What this task involves - Format each line of the records below as one string in a JSON list, skipping any blank lines.

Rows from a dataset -
────────────────

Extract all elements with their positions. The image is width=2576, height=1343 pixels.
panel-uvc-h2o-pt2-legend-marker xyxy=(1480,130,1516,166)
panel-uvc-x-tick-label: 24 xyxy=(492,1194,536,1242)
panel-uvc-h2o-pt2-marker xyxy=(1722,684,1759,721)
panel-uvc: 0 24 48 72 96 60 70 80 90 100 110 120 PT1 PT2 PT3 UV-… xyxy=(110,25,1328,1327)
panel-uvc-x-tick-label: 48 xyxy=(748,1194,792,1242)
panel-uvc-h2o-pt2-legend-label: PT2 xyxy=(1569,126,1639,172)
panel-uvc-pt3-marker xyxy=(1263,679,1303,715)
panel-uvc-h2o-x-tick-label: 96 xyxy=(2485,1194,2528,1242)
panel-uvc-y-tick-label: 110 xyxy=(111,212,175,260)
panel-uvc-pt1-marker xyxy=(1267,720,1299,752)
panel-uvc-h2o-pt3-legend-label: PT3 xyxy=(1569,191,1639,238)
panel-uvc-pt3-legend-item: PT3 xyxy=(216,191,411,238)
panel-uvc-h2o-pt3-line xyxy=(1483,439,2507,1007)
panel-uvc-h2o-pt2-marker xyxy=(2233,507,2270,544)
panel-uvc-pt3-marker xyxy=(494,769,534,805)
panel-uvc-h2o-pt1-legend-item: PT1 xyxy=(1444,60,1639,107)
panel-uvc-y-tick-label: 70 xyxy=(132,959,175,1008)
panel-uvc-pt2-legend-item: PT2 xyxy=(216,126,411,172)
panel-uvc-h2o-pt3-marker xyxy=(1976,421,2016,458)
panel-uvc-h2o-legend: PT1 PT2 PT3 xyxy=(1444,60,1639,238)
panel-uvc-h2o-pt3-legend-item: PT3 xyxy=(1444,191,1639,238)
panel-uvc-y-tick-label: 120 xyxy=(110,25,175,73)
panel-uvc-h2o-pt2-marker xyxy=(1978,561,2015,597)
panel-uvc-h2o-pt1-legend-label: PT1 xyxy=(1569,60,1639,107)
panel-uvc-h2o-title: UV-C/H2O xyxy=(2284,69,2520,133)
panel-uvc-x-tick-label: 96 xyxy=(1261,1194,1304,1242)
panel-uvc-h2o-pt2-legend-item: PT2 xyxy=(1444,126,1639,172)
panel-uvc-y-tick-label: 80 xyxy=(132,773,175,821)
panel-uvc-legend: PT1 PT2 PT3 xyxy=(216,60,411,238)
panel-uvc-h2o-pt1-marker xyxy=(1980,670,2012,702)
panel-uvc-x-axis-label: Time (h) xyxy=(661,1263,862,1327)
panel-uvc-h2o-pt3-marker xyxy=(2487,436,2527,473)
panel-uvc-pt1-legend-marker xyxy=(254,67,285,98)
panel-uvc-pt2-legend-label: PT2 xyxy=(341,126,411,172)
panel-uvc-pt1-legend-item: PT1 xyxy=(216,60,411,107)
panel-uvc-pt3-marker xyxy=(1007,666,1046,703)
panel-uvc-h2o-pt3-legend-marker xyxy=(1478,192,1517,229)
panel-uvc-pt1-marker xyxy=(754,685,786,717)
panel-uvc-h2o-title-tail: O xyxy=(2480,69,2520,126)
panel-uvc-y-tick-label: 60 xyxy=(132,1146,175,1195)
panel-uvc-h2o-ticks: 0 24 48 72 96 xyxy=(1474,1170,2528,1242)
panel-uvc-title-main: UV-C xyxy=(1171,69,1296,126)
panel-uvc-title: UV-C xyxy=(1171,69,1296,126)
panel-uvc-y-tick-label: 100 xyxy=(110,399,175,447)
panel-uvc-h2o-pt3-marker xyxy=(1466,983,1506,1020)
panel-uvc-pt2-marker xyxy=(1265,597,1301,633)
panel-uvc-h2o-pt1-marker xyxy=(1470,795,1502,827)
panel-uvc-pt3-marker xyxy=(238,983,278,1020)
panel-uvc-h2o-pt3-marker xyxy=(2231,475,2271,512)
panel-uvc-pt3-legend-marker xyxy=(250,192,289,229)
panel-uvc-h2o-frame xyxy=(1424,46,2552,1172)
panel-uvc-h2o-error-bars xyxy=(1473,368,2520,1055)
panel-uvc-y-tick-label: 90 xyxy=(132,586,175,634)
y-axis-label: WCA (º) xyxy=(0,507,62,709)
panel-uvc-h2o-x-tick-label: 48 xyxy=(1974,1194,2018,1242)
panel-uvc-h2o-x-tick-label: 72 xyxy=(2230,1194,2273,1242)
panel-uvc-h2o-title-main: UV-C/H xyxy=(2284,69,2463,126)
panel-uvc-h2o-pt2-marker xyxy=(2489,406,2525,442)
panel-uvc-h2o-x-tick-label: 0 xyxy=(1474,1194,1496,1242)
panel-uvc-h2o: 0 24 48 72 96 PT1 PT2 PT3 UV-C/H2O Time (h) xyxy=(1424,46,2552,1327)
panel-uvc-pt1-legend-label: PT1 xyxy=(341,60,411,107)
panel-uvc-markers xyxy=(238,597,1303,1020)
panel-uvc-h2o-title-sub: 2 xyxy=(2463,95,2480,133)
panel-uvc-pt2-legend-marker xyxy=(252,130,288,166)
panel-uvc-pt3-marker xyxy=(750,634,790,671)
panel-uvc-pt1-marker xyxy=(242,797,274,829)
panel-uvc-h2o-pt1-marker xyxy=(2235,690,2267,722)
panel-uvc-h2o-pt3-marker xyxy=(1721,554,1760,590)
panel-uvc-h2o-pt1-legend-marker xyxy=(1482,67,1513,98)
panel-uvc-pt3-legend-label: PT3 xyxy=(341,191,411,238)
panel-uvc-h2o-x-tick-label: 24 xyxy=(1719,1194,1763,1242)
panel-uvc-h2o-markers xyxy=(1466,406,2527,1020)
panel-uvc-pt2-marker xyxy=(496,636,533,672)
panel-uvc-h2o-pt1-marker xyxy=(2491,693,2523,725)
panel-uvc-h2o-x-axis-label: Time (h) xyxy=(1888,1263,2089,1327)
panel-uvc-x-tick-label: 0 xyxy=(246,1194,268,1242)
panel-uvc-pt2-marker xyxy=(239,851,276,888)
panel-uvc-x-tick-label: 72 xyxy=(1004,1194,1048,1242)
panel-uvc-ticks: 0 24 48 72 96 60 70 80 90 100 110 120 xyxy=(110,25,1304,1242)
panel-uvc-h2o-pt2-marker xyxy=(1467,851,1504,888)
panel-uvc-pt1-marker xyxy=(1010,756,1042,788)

────────────────

Result of this exercise -
[
  "Extract all elements with their positions. The image is width=2576, height=1343 pixels.",
  "panel-uvc-h2o-pt2-legend-marker xyxy=(1480,130,1516,166)",
  "panel-uvc-x-tick-label: 24 xyxy=(492,1194,536,1242)",
  "panel-uvc-h2o-pt2-marker xyxy=(1722,684,1759,721)",
  "panel-uvc: 0 24 48 72 96 60 70 80 90 100 110 120 PT1 PT2 PT3 UV-… xyxy=(110,25,1328,1327)",
  "panel-uvc-x-tick-label: 48 xyxy=(748,1194,792,1242)",
  "panel-uvc-h2o-pt2-legend-label: PT2 xyxy=(1569,126,1639,172)",
  "panel-uvc-pt3-marker xyxy=(1263,679,1303,715)",
  "panel-uvc-h2o-x-tick-label: 96 xyxy=(2485,1194,2528,1242)",
  "panel-uvc-y-tick-label: 110 xyxy=(111,212,175,260)",
  "panel-uvc-pt1-marker xyxy=(1267,720,1299,752)",
  "panel-uvc-h2o-pt3-legend-label: PT3 xyxy=(1569,191,1639,238)",
  "panel-uvc-pt3-legend-item: PT3 xyxy=(216,191,411,238)",
  "panel-uvc-h2o-pt3-line xyxy=(1483,439,2507,1007)",
  "panel-uvc-h2o-pt2-marker xyxy=(2233,507,2270,544)",
  "panel-uvc-pt3-marker xyxy=(494,769,534,805)",
  "panel-uvc-h2o-pt1-legend-item: PT1 xyxy=(1444,60,1639,107)",
  "panel-uvc-y-tick-label: 70 xyxy=(132,959,175,1008)",
  "panel-uvc-pt2-legend-item: PT2 xyxy=(216,126,411,172)",
  "panel-uvc-h2o-pt3-marker xyxy=(1976,421,2016,458)",
  "panel-uvc-h2o-legend: PT1 PT2 PT3 xyxy=(1444,60,1639,238)",
  "panel-uvc-h2o-pt3-legend-item: PT3 xyxy=(1444,191,1639,238)",
  "panel-uvc-y-tick-label: 120 xyxy=(110,25,175,73)",
  "panel-uvc-h2o-pt2-marker xyxy=(1978,561,2015,597)",
  "panel-uvc-h2o-pt1-legend-label: PT1 xyxy=(1569,60,1639,107)",
  "panel-uvc-h2o-title: UV-C/H2O xyxy=(2284,69,2520,133)",
  "panel-uvc-x-tick-label: 96 xyxy=(1261,1194,1304,1242)",
  "panel-uvc-h2o-pt2-legend-item: PT2 xyxy=(1444,126,1639,172)",
  "panel-uvc-y-tick-label: 80 xyxy=(132,773,175,821)",
  "panel-uvc-legend: PT1 PT2 PT3 xyxy=(216,60,411,238)",
  "panel-uvc-h2o-pt1-marker xyxy=(1980,670,2012,702)",
  "panel-uvc-x-axis-label: Time (h) xyxy=(661,1263,862,1327)",
  "panel-uvc-h2o-pt3-marker xyxy=(2487,436,2527,473)",
  "panel-uvc-pt1-legend-marker xyxy=(254,67,285,98)",
  "panel-uvc-pt2-legend-label: PT2 xyxy=(341,126,411,172)",
  "panel-uvc-pt1-legend-item: PT1 xyxy=(216,60,411,107)",
  "panel-uvc-pt3-marker xyxy=(1007,666,1046,703)",
  "panel-uvc-h2o-pt3-legend-marker xyxy=(1478,192,1517,229)",
  "panel-uvc-pt1-marker xyxy=(754,685,786,717)",
  "panel-uvc-h2o-title-tail: O xyxy=(2480,69,2520,126)",
  "panel-uvc-y-tick-label: 60 xyxy=(132,1146,175,1195)",
  "panel-uvc-h2o-ticks: 0 24 48 72 96 xyxy=(1474,1170,2528,1242)",
  "panel-uvc-title-main: UV-C xyxy=(1171,69,1296,126)",
  "panel-uvc-title: UV-C xyxy=(1171,69,1296,126)",
  "panel-uvc-y-tick-label: 100 xyxy=(110,399,175,447)",
  "panel-uvc-h2o-pt3-marker xyxy=(1466,983,1506,1020)",
  "panel-uvc-pt2-marker xyxy=(1265,597,1301,633)",
  "panel-uvc-h2o-pt1-marker xyxy=(1470,795,1502,827)",
  "panel-uvc-pt3-marker xyxy=(238,983,278,1020)",
  "panel-uvc-h2o-pt3-marker xyxy=(2231,475,2271,512)",
  "panel-uvc-pt3-legend-marker xyxy=(250,192,289,229)",
  "panel-uvc-h2o-frame xyxy=(1424,46,2552,1172)",
  "panel-uvc-h2o-error-bars xyxy=(1473,368,2520,1055)",
  "panel-uvc-y-tick-label: 90 xyxy=(132,586,175,634)",
  "y-axis-label: WCA (º) xyxy=(0,507,62,709)",
  "panel-uvc-h2o-x-tick-label: 48 xyxy=(1974,1194,2018,1242)",
  "panel-uvc-h2o-x-tick-label: 72 xyxy=(2230,1194,2273,1242)",
  "panel-uvc-h2o-title-main: UV-C/H xyxy=(2284,69,2463,126)",
  "panel-uvc-h2o-pt2-marker xyxy=(2489,406,2525,442)",
  "panel-uvc-h2o-x-tick-label: 0 xyxy=(1474,1194,1496,1242)",
  "panel-uvc-h2o: 0 24 48 72 96 PT1 PT2 PT3 UV-C/H2O Time (h) xyxy=(1424,46,2552,1327)",
  "panel-uvc-pt1-legend-label: PT1 xyxy=(341,60,411,107)",
  "panel-uvc-markers xyxy=(238,597,1303,1020)",
  "panel-uvc-h2o-title-sub: 2 xyxy=(2463,95,2480,133)",
  "panel-uvc-pt2-legend-marker xyxy=(252,130,288,166)",
  "panel-uvc-pt3-marker xyxy=(750,634,790,671)",
  "panel-uvc-pt1-marker xyxy=(242,797,274,829)",
  "panel-uvc-h2o-pt1-marker xyxy=(2235,690,2267,722)",
  "panel-uvc-h2o-pt3-marker xyxy=(1721,554,1760,590)",
  "panel-uvc-h2o-pt1-legend-marker xyxy=(1482,67,1513,98)",
  "panel-uvc-pt3-legend-label: PT3 xyxy=(341,191,411,238)",
  "panel-uvc-h2o-x-tick-label: 24 xyxy=(1719,1194,1763,1242)",
  "panel-uvc-h2o-markers xyxy=(1466,406,2527,1020)",
  "panel-uvc-pt2-marker xyxy=(496,636,533,672)",
  "panel-uvc-h2o-pt1-marker xyxy=(2491,693,2523,725)",
  "panel-uvc-h2o-x-axis-label: Time (h) xyxy=(1888,1263,2089,1327)",
  "panel-uvc-x-tick-label: 0 xyxy=(246,1194,268,1242)",
  "panel-uvc-pt2-marker xyxy=(239,851,276,888)",
  "panel-uvc-x-tick-label: 72 xyxy=(1004,1194,1048,1242)",
  "panel-uvc-ticks: 0 24 48 72 96 60 70 80 90 100 110 120 xyxy=(110,25,1304,1242)",
  "panel-uvc-h2o-pt2-marker xyxy=(1467,851,1504,888)",
  "panel-uvc-pt1-marker xyxy=(1010,756,1042,788)"
]